* Esplora il materiale *
A. Elenca tutti i cognomi di persone che compaiono nel corpo dell'articolo su De Paul, escludendo titolo, firma e crediti fotografici.
B. Prosegui l'articolo su De Paul a partire dall'ultima frase riportata.

* Blocco di testo *
━━━━━━━━
De Paul, croce o delizia? La crescita dell'Udinese passa anche da questo bivio

23.01.2019 13:37 di Davide Marchiol   Vedi letture
© foto di Daniele Buffa/Image Sport
De Paul, croce o delizia? La crescita dell'Udinese passa anche da questo bivio

Siamo tutti rimasti un po' spiazzati dalla partita con il Parma. Se è vero che l'Udinese ha tenuto la palla più dei ducali, come detto da Nicola e Pradè, riuscendo a creare anche qualche brivido a Sepe, c'è anche da dire che non è stato tutto oro quel che si è visto, anzi, molte critiche arrivate da tifosi e addetti ai lavori sono più che comprensibili. Il gol è arrivato grazie a un rimpallo fortuito, i due gol regalati e i maggiori pericoli dopo l'uscita di Okaka sono arrivati grazie a invenzioni sporadiche di De Paul e non con una manovra ben organizzata. Da qui la necessità di un centrocampista che dia ordine in assenza di Mandragora è diventata lampante, ma torniamo a parlare di Rodrigo.

Con il cambio tra Velazquez e Nicola il calo dei suoi numeri è stato evidente. RoD con la nuova gestione ha messo a referto solo il (gran) gol contro la Roma, finendo un po' alla volta con lo sparire, invischiato nella folta lotta che si crea in ogni partita in mezzo al campo. È passato dal fare l'ala a fare la mezzala e ovviamente la posizione nuova crea più di qualche problema. De Paul deve aiutare anche in copertura, cosa che non è nelle sue corde (e contro il Parma lo si è maledettamente visto) e deve fare molti più metri per rendersi pericoloso.
━━━━━━━━
* Dati registrati *
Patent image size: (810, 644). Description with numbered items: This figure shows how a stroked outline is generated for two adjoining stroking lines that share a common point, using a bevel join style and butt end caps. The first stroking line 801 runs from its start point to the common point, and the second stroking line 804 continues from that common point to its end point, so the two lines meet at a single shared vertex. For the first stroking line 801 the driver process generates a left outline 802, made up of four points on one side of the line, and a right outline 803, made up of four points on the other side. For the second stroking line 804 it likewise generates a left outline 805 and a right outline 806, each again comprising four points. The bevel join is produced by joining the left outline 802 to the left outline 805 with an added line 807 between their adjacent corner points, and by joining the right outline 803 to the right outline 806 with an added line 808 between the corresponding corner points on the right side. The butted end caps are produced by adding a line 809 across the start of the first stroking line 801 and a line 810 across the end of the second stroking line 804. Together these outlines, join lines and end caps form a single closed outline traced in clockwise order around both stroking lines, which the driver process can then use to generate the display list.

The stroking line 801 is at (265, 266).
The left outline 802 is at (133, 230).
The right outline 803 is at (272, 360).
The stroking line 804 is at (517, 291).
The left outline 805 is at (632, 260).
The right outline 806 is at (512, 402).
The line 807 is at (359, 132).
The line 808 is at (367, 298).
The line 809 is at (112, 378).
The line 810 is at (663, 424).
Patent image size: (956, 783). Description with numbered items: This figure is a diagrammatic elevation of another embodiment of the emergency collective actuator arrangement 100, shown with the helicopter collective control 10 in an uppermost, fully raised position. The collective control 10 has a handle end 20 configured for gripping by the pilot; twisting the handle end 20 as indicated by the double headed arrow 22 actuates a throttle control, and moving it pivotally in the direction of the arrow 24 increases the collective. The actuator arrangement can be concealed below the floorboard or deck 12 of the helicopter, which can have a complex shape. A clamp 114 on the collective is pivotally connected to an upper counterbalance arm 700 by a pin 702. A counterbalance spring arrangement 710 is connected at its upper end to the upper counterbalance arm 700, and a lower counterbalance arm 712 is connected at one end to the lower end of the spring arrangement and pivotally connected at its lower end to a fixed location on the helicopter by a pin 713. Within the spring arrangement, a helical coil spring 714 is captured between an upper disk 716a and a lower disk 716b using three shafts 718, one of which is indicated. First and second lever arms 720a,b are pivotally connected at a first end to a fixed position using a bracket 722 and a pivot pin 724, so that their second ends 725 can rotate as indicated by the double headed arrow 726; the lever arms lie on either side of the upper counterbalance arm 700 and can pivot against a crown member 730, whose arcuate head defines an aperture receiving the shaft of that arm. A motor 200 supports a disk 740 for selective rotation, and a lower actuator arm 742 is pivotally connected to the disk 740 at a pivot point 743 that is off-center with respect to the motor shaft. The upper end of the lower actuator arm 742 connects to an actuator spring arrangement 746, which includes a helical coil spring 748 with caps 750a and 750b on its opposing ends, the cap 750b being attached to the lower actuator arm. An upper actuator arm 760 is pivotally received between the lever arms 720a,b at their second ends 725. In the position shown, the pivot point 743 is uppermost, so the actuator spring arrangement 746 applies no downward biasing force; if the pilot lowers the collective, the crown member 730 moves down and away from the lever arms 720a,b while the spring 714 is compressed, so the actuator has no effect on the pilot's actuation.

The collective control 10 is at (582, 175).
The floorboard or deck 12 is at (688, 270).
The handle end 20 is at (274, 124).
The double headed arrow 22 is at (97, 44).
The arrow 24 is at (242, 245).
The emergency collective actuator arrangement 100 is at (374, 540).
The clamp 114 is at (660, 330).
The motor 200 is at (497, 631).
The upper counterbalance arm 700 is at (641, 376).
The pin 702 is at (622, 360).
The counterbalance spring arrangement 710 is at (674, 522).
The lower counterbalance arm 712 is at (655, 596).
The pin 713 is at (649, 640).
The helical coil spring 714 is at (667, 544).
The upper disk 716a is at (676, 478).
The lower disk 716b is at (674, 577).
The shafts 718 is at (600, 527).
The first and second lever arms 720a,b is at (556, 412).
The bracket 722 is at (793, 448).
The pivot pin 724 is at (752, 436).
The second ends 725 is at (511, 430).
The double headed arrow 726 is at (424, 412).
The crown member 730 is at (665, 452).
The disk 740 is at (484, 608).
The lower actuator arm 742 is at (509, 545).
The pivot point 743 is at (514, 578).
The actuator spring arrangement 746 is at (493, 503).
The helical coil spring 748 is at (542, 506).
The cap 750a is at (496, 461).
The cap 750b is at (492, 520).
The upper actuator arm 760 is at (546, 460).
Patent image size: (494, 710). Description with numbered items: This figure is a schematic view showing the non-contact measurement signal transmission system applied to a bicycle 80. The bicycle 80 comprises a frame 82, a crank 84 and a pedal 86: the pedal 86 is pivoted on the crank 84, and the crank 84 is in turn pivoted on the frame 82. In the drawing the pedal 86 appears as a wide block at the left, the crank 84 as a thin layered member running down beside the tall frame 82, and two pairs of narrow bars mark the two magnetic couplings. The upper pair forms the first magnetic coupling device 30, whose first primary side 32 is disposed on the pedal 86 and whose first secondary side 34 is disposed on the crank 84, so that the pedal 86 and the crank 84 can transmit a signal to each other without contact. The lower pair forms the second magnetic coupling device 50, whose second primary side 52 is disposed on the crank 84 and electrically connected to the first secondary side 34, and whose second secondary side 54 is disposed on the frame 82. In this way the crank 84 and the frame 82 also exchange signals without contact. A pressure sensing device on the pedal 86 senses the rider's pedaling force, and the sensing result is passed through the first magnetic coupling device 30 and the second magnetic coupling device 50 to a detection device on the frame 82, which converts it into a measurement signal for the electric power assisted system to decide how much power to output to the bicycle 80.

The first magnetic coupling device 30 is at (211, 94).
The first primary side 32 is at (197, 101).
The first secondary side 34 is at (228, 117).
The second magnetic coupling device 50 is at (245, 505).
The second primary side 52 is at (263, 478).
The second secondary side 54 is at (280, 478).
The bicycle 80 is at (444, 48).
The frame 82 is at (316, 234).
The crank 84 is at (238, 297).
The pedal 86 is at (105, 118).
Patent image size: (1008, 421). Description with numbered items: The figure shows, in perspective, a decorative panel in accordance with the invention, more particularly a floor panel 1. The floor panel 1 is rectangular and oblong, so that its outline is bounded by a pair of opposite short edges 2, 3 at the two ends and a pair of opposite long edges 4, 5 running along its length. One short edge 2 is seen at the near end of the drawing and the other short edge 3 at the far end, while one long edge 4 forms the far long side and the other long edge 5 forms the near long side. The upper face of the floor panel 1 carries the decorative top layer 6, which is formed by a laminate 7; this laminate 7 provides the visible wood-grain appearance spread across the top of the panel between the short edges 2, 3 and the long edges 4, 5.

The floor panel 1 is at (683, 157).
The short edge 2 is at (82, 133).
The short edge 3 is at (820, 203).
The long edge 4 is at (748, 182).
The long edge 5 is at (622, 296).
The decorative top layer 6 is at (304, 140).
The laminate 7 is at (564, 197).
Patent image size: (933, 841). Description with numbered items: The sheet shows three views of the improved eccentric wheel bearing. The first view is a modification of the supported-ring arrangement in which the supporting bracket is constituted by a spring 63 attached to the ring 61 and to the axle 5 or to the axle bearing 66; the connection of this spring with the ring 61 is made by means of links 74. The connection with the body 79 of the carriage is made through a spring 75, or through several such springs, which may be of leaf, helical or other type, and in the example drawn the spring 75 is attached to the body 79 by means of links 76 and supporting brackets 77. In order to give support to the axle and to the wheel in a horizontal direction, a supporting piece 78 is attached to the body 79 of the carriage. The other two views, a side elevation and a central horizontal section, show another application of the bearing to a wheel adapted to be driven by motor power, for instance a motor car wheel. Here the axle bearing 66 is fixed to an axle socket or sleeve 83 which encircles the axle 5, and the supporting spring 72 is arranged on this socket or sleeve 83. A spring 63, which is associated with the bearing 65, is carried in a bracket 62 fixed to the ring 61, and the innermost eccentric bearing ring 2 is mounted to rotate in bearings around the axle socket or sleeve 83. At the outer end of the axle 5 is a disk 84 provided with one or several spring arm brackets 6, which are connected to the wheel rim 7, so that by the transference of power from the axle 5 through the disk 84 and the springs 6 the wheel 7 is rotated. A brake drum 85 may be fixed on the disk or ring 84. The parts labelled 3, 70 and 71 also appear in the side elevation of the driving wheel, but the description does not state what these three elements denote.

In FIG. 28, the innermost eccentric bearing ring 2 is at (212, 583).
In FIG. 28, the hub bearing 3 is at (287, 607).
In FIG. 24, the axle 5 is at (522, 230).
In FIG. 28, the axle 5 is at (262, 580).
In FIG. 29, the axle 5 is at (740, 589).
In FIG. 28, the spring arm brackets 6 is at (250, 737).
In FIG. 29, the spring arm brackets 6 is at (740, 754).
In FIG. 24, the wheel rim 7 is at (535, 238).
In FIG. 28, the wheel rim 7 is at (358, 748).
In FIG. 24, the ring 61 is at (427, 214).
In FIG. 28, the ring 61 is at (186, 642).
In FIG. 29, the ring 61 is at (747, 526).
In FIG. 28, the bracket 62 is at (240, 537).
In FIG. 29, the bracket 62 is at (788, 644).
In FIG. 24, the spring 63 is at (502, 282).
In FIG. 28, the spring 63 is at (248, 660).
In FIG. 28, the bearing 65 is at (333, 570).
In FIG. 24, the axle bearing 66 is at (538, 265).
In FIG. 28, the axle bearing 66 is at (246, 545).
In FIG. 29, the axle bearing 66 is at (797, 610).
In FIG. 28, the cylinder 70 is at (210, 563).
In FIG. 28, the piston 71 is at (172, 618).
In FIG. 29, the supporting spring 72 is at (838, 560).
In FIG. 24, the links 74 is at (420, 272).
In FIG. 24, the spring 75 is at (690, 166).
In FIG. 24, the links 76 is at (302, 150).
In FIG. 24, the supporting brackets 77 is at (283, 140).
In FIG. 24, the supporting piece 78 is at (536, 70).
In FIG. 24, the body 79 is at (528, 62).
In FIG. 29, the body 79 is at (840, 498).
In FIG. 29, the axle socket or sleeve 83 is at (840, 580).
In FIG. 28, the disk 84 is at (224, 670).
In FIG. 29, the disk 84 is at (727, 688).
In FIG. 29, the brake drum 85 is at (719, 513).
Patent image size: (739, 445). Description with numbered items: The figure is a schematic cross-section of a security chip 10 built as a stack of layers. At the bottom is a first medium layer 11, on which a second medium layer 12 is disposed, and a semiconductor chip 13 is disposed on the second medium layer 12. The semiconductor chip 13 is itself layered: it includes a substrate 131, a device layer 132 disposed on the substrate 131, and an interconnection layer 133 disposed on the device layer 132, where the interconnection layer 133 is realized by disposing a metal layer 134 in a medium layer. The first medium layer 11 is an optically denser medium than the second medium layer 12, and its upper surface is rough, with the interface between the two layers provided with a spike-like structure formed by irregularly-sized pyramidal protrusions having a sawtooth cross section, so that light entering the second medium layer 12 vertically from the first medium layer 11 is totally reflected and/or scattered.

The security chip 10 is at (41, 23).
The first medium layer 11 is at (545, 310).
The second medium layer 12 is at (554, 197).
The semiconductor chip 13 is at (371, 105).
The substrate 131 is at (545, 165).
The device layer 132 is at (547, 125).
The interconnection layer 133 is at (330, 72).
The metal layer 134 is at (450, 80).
━━━━━━━━
* Risposte scritte *
A. De Paul, Nicola, Pradè, Sepe, Okaka, Mandragora, Velazquez

B.
Inoltre messo lì la sensazione è che diventi il catalizzatore unico della manovra, rendendola inevitabilmente prevedibile. Con l'uscita di Okaka tutti i compagni cercavano di dare palla a lui che, inevitabilmente, talvolta creava cose buone e talvolta meno buone. Stavolta il problema non è l'impegno del ragazzo, ma proprio la nuova filosofia di gioco. È complicato pensare a un De Paul nel 3-5-2. È vero che ha qualità e piede superiori alla media, tali da fare qualsiasi ruolo, ma messo lì in mezzo sembra che la squadra sia rinchiusa in un gioco e in uno schema che sono dannatamente prevedibili. Per riposizionarlo servirebbe un cambio di modulo, ma il 3-4-1-2 tende a schiacciarsi e diventare 3-5-2 (lo si è visto sabato), mentre per un 3-4-3 sembrano mancare gli interpreti. L'argentino per l'Udinese è importantissimo, ma Nicola dovrà valutare bene in che modo far sì che i suoi grandi mezzi non finiscano col rendere il gioco bianconero estremamente facile da leggere.